=== Stated problem ===
Each line containing the word "마을만들기의" must be collected.

=== Record list ===
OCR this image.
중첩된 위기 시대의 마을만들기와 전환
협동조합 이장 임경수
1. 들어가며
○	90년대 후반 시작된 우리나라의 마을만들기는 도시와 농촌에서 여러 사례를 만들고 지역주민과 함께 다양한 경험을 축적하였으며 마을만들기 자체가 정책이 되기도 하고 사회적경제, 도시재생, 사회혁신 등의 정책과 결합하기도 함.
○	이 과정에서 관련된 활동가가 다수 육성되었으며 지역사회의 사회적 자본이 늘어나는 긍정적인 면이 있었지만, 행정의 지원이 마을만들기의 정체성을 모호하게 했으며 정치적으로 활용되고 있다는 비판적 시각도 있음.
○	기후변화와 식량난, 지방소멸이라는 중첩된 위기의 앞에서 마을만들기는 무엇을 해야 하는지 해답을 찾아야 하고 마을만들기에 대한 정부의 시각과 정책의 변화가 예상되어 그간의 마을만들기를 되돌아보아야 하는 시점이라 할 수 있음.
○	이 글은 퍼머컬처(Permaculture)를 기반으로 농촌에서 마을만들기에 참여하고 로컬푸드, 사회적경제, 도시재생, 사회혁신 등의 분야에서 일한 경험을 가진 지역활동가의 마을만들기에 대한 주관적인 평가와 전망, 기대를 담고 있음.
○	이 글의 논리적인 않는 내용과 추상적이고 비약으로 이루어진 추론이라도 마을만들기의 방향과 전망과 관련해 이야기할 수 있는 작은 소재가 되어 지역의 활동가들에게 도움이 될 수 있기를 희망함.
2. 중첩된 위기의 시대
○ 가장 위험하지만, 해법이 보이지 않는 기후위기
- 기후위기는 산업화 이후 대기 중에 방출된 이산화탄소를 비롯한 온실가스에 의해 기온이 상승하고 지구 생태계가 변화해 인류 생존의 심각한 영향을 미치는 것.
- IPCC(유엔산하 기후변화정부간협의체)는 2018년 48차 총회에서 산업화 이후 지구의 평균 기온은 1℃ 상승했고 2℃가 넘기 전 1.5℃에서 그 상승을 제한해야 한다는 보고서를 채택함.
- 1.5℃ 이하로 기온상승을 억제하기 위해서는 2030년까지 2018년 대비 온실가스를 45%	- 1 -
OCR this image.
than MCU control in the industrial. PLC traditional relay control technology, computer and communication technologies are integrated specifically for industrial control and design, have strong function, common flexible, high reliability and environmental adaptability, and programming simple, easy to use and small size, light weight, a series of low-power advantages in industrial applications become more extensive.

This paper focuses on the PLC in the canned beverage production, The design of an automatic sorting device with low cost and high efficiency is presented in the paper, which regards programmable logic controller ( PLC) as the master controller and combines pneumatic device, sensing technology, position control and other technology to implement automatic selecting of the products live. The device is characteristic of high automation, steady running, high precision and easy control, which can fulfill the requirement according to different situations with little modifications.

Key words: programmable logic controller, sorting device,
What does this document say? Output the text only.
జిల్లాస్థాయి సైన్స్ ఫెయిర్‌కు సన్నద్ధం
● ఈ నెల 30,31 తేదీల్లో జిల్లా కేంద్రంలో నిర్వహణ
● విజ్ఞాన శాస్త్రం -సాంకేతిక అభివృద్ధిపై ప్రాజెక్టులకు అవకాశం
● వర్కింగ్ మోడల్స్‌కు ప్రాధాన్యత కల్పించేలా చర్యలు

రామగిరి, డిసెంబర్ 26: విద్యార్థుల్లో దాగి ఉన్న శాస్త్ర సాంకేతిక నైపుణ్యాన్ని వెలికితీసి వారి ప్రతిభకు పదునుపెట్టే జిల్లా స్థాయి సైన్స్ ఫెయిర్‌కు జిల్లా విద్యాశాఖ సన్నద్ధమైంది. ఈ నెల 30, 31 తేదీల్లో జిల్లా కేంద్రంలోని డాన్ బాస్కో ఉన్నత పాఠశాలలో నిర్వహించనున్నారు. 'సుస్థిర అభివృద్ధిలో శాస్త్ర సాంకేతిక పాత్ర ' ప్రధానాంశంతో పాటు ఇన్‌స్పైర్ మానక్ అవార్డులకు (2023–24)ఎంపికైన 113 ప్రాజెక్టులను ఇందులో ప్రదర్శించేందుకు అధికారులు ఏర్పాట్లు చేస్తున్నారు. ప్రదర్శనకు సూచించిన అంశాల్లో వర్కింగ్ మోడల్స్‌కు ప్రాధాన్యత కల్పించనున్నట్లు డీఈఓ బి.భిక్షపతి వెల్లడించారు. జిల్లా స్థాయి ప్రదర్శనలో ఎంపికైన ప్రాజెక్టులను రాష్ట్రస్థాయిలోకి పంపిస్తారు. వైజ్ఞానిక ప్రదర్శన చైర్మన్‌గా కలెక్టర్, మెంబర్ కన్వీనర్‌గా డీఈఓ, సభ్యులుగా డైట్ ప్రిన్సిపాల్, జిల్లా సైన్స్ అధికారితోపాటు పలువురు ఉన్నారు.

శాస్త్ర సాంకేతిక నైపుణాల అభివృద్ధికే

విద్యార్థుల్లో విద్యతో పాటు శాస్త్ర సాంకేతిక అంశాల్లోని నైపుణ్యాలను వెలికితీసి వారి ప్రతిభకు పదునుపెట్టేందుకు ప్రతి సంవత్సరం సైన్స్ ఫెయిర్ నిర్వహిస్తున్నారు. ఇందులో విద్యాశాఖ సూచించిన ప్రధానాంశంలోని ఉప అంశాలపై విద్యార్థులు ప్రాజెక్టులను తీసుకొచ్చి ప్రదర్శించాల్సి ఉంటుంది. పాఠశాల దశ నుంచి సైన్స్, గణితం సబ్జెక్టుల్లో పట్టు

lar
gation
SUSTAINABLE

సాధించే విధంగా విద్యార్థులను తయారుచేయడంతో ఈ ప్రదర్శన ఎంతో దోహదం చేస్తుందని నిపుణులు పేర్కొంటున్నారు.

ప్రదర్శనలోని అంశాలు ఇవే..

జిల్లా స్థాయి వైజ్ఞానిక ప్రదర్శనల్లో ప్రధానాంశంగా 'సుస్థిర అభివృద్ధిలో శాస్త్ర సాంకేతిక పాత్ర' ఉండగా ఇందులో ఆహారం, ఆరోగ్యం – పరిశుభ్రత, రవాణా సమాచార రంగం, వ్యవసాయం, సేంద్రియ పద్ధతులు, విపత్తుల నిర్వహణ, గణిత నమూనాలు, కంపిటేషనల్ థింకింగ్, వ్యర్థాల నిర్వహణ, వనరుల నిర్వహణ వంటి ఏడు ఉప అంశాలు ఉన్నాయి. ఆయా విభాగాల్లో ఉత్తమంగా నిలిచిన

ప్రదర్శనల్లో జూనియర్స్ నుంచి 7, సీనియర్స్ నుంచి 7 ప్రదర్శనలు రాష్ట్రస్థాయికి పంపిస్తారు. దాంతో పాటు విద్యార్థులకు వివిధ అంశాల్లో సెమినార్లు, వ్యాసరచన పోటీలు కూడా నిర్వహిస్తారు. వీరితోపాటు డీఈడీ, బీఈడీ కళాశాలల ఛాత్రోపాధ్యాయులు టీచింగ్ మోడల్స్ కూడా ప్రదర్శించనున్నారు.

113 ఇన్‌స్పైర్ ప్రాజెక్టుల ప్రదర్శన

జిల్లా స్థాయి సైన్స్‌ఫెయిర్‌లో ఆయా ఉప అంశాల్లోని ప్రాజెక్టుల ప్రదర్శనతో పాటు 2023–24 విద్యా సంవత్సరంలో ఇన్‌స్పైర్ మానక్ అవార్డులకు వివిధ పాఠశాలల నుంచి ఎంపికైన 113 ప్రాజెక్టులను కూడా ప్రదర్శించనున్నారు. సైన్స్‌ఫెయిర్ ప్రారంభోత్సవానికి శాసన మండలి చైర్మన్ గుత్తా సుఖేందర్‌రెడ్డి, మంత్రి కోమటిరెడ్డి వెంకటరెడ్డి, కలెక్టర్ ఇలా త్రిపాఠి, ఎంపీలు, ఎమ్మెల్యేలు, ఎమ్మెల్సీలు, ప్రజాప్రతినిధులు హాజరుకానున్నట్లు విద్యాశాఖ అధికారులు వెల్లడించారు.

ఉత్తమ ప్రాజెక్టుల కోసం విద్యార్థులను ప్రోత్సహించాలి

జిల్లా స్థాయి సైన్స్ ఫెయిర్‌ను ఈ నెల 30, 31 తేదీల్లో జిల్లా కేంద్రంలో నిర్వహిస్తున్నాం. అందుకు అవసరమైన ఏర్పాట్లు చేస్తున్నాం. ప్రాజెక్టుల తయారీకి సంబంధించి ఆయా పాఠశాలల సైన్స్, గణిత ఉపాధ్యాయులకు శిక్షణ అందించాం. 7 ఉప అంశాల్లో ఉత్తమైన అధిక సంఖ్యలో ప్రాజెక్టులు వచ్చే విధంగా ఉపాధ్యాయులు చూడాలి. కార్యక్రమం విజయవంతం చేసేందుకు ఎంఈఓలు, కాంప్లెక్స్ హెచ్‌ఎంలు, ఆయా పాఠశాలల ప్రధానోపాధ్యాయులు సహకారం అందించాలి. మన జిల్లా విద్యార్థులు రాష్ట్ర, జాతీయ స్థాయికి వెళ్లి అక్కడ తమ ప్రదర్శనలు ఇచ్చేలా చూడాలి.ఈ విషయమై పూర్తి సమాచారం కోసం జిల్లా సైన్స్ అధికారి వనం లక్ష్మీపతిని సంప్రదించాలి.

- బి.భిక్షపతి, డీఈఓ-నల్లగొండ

=== Result for this task ===
○	이 과정에서 관련된 활동가가 다수 육성되었으며 지역사회의 사회적 자본이 늘어나는 긍정적인 면이 있었지만, 행정의 지원이 마을만들기의 정체성을 모호하게 했으며 정치적으로 활용되고 있다는 비판적 시각도 있음.
○	이 글의 논리적인 않는 내용과 추상적이고 비약으로 이루어진 추론이라도 마을만들기의 방향과 전망과 관련해 이야기할 수 있는 작은 소재가 되어 지역의 활동가들에게 도움이 될 수 있기를 희망함.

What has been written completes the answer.